§ Task
Convert the lines of the listing below into a JSON list of strings, starting with the line that contains "Extract all elements" and going on through the line that contains "isotherm-1392 [96,15,531,317]". Include both of those lines, give one string per line, and leave out blank lines.

§ Source data
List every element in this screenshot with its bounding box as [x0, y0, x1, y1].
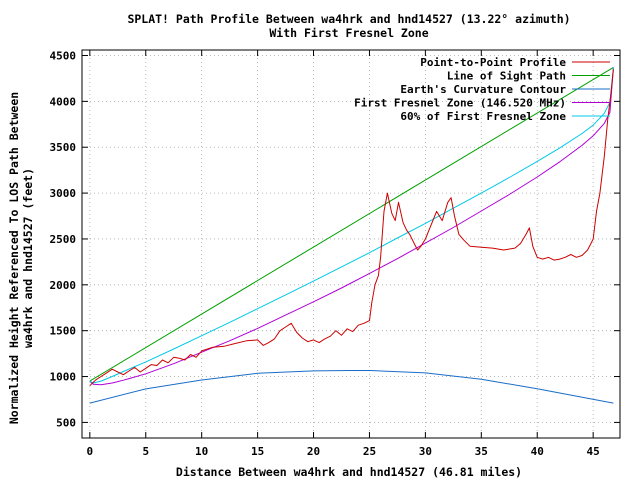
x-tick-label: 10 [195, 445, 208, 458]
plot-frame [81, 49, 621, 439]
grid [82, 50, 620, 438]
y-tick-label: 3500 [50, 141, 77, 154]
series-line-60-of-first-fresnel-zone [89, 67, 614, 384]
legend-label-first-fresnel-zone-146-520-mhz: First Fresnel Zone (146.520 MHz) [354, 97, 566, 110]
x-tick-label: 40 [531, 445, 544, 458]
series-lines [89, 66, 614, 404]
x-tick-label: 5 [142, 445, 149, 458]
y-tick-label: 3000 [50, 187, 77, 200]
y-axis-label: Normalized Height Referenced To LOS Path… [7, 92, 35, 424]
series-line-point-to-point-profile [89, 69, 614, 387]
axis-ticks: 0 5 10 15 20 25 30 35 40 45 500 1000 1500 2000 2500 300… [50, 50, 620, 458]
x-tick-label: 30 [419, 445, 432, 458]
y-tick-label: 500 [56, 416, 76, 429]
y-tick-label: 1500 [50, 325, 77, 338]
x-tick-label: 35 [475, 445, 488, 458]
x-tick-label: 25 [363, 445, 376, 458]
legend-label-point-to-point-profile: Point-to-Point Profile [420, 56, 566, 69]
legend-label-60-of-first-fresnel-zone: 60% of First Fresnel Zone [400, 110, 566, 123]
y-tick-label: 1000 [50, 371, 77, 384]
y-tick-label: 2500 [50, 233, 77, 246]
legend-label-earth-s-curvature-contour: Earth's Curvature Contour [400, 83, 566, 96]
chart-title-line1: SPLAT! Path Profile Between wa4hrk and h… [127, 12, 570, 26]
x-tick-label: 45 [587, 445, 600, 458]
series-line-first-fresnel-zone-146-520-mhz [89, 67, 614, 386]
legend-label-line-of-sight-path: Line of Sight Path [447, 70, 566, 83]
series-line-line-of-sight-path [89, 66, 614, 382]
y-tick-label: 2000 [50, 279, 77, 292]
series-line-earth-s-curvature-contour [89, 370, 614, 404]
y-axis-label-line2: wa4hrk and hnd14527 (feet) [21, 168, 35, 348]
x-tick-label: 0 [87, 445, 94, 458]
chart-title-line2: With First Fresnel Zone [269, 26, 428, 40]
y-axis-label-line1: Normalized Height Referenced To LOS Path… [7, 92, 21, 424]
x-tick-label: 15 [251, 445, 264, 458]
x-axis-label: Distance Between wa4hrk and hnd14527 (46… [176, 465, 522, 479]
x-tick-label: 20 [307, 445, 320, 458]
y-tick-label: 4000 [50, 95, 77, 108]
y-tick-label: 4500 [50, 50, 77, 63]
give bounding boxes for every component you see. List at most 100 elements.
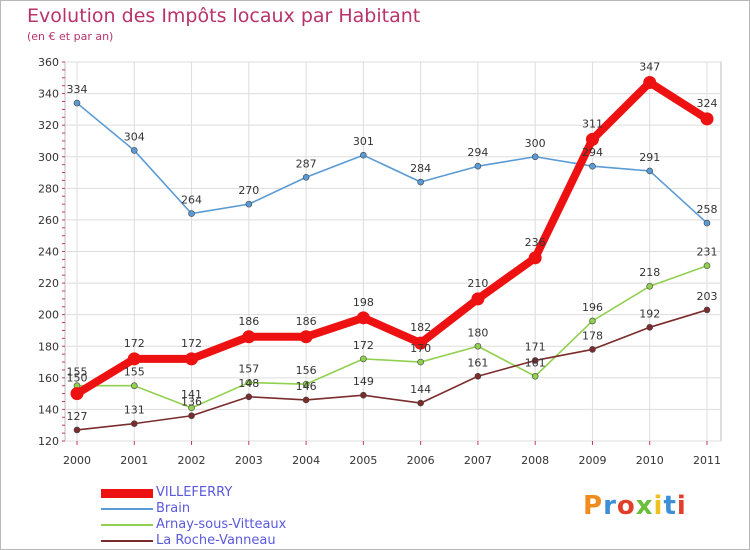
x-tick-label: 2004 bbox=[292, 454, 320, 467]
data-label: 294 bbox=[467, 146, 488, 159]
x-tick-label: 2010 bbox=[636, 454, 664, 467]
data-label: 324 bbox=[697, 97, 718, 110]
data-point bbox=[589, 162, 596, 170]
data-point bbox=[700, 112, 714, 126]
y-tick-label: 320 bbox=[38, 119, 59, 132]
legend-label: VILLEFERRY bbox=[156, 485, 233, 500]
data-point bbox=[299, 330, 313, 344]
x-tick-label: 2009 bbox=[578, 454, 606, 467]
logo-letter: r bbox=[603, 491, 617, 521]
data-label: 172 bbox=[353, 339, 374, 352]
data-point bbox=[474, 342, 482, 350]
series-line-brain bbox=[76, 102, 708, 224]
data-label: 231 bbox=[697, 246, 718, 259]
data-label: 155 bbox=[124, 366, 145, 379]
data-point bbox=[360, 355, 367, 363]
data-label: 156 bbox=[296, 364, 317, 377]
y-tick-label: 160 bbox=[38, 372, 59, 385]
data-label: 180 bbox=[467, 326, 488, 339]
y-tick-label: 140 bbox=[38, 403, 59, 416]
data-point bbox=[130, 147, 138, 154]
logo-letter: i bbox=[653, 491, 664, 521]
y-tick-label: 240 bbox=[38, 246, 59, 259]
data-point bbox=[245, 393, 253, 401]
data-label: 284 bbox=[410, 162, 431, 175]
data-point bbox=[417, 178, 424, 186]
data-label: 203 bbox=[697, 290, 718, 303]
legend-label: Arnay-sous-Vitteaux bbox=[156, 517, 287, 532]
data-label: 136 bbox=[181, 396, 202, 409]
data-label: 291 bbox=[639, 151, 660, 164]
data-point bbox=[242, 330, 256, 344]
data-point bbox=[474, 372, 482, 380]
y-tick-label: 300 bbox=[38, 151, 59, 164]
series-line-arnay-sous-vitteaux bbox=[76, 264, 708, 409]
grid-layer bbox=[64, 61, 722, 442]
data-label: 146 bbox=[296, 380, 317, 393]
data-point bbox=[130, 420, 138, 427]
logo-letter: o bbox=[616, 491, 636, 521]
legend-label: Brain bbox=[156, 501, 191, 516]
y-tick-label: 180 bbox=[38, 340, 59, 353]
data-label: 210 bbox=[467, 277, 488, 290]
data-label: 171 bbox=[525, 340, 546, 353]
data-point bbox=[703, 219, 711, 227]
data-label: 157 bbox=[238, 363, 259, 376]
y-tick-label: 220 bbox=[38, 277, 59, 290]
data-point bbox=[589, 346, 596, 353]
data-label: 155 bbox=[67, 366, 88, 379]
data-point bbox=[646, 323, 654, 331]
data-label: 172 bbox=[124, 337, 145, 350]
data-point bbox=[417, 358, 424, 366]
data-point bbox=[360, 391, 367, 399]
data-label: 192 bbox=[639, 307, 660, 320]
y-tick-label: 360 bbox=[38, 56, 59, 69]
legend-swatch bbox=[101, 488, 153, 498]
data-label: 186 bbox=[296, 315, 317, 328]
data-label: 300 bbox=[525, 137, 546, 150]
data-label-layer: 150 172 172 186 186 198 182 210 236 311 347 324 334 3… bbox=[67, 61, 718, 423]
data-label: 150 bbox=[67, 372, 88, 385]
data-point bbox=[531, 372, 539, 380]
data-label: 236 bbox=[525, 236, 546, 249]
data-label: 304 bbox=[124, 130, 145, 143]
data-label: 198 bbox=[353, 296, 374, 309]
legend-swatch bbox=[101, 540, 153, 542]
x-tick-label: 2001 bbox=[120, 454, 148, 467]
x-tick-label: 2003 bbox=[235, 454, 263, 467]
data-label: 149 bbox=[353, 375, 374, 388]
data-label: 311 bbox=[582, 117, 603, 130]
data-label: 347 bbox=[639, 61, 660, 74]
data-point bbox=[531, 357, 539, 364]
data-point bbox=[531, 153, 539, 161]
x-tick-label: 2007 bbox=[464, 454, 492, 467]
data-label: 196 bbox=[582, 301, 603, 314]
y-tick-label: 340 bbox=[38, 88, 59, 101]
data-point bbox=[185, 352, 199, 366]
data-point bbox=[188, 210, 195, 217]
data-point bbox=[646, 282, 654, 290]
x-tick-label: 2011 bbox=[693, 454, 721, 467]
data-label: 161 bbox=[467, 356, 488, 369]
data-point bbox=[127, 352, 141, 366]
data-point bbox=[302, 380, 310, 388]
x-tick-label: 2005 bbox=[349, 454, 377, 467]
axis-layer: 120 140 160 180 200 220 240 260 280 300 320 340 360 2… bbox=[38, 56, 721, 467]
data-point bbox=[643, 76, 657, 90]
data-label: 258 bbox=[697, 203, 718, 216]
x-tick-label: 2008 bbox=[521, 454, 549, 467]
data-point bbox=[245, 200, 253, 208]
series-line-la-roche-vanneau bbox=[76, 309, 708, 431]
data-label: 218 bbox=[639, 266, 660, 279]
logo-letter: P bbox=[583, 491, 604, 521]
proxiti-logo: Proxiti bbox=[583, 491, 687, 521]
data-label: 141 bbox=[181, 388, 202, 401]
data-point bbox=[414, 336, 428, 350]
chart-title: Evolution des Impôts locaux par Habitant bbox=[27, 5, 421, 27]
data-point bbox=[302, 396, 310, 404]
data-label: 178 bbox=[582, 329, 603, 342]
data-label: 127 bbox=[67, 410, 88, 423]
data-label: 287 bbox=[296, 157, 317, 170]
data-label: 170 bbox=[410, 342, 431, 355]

==

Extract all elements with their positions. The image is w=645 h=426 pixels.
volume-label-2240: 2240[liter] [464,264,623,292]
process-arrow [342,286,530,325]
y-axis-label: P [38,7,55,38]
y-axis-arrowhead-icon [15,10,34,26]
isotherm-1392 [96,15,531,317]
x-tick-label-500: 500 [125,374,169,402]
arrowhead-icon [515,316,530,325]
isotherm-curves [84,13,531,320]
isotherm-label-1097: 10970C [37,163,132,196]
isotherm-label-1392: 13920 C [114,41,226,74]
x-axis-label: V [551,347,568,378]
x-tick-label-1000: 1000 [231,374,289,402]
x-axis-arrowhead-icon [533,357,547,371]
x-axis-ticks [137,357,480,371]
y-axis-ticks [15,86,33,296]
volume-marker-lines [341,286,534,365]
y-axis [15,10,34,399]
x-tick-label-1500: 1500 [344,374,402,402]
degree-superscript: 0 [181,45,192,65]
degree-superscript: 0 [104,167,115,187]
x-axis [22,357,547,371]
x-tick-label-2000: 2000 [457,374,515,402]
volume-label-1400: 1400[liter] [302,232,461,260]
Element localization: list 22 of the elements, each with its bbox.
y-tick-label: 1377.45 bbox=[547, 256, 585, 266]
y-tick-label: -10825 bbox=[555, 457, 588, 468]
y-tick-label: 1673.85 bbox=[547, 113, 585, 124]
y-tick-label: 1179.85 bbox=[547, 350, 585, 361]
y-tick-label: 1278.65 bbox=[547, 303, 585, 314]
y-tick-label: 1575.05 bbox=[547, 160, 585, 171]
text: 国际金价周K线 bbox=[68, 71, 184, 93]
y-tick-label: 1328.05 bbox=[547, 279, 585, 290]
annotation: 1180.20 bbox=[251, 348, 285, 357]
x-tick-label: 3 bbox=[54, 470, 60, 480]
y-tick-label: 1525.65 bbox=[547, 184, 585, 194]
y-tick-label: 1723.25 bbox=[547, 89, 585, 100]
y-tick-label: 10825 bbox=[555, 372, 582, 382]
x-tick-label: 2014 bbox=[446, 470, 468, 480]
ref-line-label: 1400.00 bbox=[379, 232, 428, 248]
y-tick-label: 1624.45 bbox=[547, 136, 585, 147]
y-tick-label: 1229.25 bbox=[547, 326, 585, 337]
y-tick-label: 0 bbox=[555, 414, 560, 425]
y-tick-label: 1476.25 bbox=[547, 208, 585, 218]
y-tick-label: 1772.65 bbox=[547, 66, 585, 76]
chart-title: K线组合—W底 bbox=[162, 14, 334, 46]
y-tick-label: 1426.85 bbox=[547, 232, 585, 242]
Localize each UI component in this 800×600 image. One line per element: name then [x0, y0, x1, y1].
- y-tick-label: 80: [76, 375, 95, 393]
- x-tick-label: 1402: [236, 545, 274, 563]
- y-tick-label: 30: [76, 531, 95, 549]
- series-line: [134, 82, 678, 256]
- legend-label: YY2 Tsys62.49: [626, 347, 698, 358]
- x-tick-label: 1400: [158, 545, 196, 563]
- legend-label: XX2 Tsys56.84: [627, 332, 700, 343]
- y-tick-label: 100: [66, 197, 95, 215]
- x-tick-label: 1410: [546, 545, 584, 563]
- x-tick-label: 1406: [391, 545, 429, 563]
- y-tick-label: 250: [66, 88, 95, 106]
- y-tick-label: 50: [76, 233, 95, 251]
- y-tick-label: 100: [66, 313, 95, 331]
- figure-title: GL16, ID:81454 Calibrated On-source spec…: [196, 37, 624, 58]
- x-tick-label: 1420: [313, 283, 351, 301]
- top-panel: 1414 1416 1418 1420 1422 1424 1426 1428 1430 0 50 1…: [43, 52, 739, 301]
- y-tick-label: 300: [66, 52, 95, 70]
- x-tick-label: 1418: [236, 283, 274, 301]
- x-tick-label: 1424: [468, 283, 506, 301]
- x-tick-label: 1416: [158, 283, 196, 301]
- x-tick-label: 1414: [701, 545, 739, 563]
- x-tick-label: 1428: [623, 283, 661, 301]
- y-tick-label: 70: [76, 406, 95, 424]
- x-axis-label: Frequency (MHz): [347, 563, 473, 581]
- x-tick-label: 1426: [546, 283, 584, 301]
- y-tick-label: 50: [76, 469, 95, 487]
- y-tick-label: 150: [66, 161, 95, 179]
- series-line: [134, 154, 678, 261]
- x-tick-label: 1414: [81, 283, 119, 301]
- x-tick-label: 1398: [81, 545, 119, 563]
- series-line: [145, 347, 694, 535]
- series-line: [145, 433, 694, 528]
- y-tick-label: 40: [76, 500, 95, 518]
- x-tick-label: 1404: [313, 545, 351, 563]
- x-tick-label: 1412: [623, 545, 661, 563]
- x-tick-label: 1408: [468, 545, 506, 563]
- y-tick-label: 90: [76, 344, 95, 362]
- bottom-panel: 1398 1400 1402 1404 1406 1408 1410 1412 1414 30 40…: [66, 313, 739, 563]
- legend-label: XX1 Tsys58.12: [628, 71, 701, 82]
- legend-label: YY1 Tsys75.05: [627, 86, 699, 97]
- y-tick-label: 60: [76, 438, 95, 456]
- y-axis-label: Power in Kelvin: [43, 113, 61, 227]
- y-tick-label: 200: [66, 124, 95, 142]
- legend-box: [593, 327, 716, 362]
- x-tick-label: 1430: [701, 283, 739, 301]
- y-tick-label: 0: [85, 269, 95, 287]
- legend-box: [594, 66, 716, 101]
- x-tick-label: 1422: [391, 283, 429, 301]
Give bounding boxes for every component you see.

§ Correct output
[
  "Extract all elements with their positions. The image is w=645 h=426 pixels.",
  "volume-label-2240: 2240[liter] [464,264,623,292]",
  "process-arrow [342,286,530,325]",
  "y-axis-label: P [38,7,55,38]",
  "y-axis-arrowhead-icon [15,10,34,26]",
  "isotherm-1392 [96,15,531,317]"
]